▶ WHAT YOU NEED TO DO: Extract, from the listing that follows, each line containing the word "humidity".
— Start DATA SUPPLIED —
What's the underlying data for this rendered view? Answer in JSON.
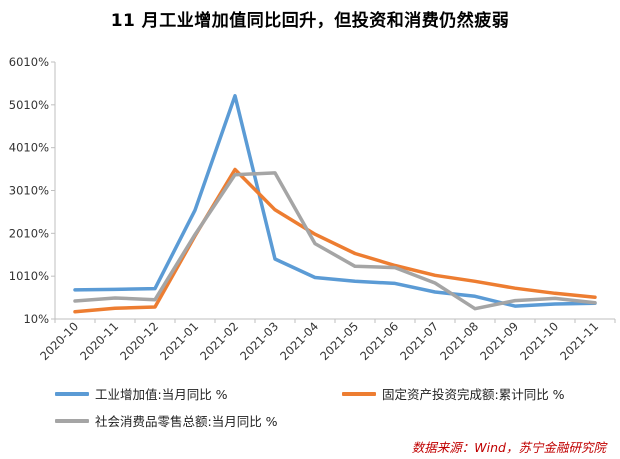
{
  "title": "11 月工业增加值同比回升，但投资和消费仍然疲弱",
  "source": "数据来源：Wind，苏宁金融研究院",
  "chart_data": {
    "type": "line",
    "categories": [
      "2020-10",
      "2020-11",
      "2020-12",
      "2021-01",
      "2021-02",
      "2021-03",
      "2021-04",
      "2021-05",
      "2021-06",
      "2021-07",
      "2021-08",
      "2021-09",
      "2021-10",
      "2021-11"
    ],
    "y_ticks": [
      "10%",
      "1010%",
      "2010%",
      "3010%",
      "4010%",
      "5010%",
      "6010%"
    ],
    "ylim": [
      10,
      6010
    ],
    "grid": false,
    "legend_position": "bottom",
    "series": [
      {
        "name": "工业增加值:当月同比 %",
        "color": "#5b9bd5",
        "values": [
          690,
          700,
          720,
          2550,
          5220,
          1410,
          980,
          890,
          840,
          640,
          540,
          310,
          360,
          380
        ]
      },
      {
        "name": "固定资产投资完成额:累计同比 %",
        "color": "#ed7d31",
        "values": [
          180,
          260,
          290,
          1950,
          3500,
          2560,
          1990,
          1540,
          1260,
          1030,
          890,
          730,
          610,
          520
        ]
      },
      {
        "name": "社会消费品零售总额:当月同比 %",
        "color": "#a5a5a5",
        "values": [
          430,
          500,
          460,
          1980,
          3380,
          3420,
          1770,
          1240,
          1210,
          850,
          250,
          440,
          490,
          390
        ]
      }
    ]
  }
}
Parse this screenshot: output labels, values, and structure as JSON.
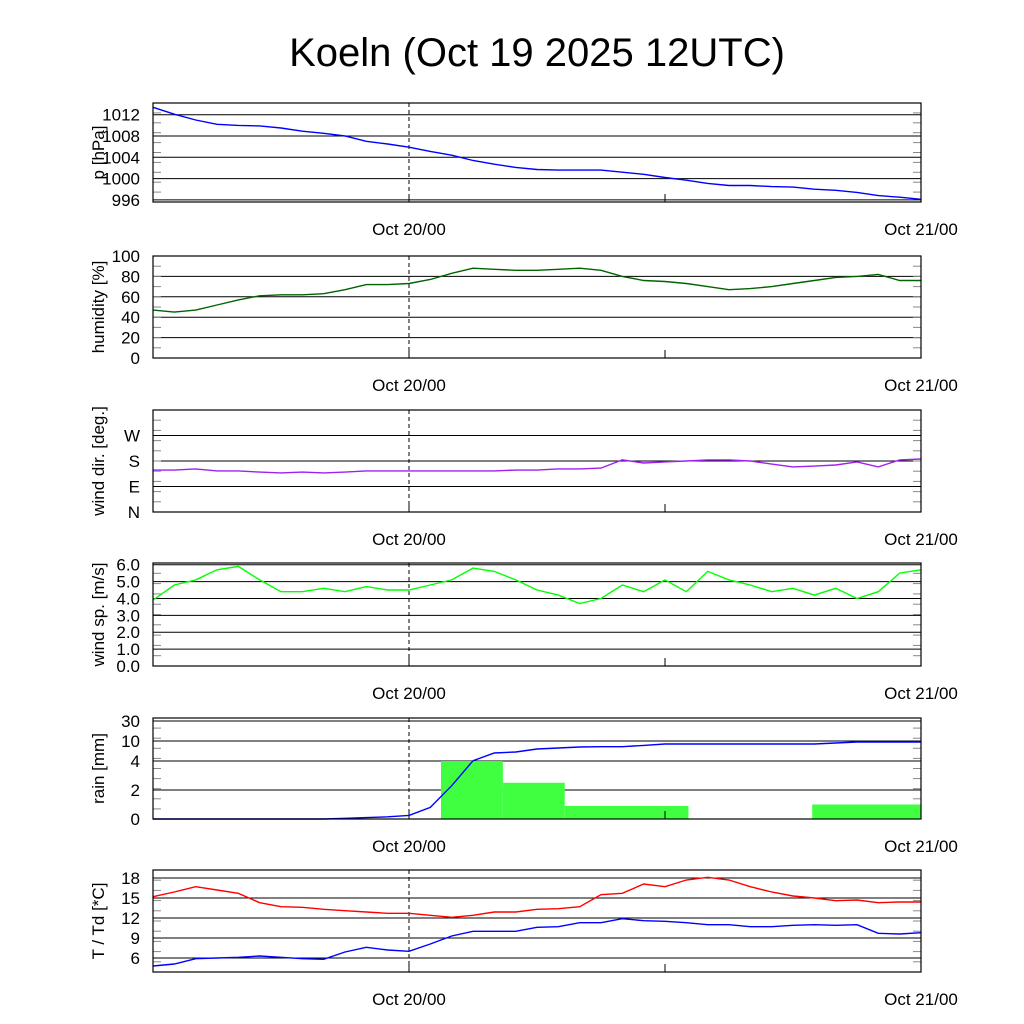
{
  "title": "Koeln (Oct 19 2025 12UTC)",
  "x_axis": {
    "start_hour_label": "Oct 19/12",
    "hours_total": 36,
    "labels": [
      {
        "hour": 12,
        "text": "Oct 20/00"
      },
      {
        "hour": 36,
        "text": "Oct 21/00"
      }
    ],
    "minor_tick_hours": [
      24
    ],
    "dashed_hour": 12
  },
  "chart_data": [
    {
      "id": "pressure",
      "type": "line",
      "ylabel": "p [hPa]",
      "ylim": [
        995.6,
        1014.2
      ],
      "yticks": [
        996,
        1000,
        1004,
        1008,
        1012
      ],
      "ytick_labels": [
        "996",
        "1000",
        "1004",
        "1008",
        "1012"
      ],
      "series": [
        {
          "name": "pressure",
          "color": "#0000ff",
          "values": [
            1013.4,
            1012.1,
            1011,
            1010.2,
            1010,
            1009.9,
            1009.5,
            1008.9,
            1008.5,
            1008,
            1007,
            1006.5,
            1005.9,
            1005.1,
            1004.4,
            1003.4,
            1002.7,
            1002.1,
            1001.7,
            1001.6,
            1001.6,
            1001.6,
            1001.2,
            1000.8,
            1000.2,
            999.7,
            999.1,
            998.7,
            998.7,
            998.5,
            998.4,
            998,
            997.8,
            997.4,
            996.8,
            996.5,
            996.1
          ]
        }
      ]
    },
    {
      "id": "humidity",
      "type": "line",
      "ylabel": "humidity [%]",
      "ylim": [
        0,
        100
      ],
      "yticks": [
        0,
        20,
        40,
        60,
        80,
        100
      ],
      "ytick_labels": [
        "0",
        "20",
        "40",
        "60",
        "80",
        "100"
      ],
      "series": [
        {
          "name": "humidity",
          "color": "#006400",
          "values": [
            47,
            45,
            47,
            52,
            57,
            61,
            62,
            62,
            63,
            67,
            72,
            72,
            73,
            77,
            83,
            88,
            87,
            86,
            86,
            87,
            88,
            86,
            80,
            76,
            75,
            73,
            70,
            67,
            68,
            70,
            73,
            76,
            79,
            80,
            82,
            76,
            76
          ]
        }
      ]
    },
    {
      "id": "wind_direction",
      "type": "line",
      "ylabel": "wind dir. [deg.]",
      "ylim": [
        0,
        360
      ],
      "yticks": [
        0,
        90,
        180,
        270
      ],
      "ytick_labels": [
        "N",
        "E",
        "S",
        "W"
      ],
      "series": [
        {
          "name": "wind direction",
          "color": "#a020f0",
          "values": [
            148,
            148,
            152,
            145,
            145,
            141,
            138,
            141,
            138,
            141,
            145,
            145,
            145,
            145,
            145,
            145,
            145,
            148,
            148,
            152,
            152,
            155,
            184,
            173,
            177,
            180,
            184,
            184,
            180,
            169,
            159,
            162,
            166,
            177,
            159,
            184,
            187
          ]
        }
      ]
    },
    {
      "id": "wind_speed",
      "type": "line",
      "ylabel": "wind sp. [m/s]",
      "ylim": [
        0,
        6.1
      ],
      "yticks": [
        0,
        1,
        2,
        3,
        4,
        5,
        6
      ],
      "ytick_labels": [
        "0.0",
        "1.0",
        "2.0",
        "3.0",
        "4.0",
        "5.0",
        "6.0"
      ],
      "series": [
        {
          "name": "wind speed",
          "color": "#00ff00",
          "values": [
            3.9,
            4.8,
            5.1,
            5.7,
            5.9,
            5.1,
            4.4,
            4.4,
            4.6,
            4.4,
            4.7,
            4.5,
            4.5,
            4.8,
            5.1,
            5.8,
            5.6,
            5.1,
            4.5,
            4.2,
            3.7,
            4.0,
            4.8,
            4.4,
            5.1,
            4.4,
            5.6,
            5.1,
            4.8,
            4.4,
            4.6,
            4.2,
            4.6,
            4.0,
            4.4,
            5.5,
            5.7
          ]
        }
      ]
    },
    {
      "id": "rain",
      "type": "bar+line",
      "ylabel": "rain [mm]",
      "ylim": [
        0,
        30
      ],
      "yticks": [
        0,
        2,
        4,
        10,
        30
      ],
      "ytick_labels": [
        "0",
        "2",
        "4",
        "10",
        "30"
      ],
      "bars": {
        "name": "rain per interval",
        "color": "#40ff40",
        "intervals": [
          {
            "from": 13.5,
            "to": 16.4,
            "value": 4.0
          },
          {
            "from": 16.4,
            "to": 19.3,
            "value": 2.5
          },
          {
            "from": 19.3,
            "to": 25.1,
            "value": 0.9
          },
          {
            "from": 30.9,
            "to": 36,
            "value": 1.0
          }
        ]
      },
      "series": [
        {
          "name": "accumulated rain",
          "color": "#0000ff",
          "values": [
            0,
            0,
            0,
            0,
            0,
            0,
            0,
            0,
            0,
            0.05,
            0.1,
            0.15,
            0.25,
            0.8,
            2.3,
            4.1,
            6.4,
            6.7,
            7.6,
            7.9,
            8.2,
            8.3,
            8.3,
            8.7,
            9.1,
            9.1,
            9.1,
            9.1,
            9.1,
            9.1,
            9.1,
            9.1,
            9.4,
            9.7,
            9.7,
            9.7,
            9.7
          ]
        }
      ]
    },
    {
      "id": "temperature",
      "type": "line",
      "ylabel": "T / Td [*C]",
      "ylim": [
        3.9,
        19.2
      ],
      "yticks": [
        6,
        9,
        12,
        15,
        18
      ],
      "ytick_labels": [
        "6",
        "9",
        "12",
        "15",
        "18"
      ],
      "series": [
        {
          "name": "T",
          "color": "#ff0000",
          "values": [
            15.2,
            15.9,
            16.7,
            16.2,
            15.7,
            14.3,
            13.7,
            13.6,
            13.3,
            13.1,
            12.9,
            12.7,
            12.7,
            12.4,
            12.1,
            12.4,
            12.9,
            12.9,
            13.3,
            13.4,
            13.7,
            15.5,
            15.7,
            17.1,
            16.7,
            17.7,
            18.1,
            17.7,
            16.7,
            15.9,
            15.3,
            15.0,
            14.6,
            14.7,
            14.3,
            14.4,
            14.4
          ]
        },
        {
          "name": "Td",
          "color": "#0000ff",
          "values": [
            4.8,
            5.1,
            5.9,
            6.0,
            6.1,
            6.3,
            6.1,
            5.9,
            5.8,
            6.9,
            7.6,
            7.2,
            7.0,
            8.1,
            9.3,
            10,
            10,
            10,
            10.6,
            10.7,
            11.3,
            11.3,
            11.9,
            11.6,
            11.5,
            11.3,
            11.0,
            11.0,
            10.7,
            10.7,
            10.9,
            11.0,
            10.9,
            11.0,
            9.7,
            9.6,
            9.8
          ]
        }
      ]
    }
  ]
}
— End DATA SUPPLIED —
— Start DATA SUPPLIED —
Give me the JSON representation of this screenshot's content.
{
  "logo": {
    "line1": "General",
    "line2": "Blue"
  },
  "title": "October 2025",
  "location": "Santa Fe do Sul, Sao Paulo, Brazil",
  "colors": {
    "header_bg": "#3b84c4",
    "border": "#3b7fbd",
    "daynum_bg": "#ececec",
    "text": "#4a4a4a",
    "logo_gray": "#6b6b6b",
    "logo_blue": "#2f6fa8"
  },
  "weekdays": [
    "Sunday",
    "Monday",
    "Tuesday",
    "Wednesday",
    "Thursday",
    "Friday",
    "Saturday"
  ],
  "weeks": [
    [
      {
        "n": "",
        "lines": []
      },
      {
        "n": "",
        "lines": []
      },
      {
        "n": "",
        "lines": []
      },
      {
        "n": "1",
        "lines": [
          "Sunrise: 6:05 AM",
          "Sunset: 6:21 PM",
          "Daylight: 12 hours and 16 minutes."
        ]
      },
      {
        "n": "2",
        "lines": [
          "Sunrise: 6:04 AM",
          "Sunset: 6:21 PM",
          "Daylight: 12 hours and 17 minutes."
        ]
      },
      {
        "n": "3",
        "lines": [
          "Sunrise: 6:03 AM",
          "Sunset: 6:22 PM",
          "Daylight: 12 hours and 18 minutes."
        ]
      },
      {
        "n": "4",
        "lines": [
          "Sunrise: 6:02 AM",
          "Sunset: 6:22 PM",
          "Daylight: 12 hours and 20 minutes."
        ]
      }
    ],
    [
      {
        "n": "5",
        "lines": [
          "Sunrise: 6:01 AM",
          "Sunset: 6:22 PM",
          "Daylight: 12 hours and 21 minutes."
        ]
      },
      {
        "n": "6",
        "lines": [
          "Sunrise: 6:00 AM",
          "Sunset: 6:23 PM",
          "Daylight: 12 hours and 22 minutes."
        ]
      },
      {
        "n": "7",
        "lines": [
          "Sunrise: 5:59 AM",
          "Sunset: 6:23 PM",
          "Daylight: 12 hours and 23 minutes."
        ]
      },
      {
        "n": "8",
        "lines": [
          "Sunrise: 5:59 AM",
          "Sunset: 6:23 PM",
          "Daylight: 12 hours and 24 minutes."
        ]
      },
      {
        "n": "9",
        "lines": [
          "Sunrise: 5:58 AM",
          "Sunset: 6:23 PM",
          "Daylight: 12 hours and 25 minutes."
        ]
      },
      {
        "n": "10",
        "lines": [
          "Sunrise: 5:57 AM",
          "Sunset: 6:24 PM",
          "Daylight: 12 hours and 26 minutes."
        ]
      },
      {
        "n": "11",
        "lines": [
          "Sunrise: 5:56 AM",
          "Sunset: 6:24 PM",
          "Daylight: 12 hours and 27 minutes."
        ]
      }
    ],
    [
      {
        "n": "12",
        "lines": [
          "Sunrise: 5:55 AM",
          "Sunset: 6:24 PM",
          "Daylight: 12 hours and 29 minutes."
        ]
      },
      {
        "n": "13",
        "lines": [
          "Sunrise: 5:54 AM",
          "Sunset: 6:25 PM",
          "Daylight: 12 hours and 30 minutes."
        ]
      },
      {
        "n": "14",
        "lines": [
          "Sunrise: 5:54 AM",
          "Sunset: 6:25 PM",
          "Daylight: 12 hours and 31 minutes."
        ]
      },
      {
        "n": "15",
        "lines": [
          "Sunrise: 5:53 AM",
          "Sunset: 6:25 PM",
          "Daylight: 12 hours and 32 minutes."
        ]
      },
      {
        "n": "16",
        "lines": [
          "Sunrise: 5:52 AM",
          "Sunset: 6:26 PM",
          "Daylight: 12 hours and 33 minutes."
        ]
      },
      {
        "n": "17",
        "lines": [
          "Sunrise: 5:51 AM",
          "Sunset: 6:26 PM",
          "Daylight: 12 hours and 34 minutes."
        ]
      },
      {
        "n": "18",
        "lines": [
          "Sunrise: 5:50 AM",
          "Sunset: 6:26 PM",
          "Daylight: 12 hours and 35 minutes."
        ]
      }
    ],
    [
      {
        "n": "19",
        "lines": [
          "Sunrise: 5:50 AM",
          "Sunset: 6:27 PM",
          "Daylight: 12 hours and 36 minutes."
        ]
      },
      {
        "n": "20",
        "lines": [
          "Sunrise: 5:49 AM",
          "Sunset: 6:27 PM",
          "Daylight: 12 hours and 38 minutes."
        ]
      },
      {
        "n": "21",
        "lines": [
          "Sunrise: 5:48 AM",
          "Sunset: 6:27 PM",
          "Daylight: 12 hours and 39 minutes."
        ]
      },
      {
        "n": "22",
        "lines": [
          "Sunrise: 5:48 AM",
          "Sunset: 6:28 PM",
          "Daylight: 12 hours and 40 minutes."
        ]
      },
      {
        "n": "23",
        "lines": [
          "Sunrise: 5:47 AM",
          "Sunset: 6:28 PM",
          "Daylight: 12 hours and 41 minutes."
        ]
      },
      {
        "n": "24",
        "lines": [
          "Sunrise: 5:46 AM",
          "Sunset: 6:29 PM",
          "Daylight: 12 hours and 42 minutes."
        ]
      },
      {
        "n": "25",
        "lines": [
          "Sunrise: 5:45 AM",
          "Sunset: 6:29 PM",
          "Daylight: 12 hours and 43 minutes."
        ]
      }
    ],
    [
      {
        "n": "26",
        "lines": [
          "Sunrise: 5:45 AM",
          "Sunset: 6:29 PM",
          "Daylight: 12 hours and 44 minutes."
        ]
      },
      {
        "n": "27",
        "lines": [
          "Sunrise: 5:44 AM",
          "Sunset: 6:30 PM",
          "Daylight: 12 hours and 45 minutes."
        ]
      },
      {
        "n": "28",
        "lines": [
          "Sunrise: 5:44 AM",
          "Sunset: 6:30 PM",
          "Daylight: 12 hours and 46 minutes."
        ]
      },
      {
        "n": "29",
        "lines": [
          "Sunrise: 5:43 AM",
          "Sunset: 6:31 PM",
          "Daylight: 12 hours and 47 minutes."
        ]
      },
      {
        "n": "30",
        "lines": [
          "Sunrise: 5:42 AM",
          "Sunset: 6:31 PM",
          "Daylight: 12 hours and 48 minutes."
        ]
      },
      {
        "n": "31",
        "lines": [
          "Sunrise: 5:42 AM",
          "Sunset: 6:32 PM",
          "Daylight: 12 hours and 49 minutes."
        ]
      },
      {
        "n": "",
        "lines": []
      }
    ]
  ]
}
— End DATA SUPPLIED —
— Start DATA SUPPLIED —
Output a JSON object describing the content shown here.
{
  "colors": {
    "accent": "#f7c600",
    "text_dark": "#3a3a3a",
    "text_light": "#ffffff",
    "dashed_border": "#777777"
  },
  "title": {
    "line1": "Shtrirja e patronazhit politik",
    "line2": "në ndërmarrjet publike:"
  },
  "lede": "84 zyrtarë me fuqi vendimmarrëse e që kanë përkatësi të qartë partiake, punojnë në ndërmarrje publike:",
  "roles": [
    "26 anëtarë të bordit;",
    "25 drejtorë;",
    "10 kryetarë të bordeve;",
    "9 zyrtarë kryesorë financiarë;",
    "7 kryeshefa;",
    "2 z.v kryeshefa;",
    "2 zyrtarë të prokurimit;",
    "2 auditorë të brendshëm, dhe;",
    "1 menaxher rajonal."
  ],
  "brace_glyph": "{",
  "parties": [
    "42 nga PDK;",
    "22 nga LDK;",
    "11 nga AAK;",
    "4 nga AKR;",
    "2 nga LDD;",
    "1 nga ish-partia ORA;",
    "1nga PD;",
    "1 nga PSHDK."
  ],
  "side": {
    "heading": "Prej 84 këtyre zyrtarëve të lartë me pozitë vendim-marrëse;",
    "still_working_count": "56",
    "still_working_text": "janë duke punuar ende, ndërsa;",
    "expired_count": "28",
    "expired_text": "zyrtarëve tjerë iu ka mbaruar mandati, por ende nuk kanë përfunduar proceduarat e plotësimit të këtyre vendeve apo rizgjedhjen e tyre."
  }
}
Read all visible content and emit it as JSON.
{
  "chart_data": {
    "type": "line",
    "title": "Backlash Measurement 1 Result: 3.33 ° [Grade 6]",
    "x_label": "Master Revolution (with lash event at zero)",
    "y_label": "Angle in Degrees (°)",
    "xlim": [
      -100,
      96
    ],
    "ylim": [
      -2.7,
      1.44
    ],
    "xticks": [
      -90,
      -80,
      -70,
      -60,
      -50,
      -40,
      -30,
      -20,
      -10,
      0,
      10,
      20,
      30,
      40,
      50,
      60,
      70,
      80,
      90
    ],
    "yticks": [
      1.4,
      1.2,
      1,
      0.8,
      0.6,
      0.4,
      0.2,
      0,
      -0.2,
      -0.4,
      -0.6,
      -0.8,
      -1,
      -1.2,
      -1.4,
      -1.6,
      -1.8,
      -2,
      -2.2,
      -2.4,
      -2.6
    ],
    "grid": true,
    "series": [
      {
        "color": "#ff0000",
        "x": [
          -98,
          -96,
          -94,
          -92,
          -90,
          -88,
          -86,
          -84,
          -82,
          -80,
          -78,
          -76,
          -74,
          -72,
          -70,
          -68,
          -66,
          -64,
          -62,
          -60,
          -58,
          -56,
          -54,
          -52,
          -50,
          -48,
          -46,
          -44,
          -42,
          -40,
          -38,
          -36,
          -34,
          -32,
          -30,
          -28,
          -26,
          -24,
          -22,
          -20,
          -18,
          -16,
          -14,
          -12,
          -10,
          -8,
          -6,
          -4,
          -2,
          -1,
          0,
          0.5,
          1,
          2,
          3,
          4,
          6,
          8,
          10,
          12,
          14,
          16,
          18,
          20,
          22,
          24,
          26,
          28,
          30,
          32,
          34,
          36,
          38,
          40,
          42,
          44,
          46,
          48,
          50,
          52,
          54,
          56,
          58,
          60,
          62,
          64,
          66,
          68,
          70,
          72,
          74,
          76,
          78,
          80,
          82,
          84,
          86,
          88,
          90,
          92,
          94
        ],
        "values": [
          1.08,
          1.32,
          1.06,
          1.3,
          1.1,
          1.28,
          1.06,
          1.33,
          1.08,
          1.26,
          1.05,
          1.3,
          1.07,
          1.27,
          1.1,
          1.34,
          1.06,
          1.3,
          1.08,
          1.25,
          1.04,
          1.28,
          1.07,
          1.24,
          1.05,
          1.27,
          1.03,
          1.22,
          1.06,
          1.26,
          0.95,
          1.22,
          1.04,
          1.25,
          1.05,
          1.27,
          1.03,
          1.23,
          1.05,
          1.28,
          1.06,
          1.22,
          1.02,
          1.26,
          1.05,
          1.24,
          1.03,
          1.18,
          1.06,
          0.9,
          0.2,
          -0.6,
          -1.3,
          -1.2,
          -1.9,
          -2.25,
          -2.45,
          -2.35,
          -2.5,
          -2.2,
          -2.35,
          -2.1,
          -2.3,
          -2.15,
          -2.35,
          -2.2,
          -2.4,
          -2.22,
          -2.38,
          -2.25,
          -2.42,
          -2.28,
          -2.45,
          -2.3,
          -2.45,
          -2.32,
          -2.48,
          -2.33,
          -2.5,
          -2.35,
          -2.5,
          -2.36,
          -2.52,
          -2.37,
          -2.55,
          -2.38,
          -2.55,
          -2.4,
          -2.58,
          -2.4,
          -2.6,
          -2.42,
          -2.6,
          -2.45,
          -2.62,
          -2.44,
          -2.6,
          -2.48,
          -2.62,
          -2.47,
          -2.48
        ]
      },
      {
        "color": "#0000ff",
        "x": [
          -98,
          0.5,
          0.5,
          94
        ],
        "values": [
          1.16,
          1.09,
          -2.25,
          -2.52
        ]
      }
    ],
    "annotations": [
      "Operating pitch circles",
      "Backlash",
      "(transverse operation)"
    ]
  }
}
— End DATA SUPPLIED —
▶ REPLY TO THE EXERCISE:
      "id": "humidity",
      "ylabel": "humidity [%]",
          "name": "humidity",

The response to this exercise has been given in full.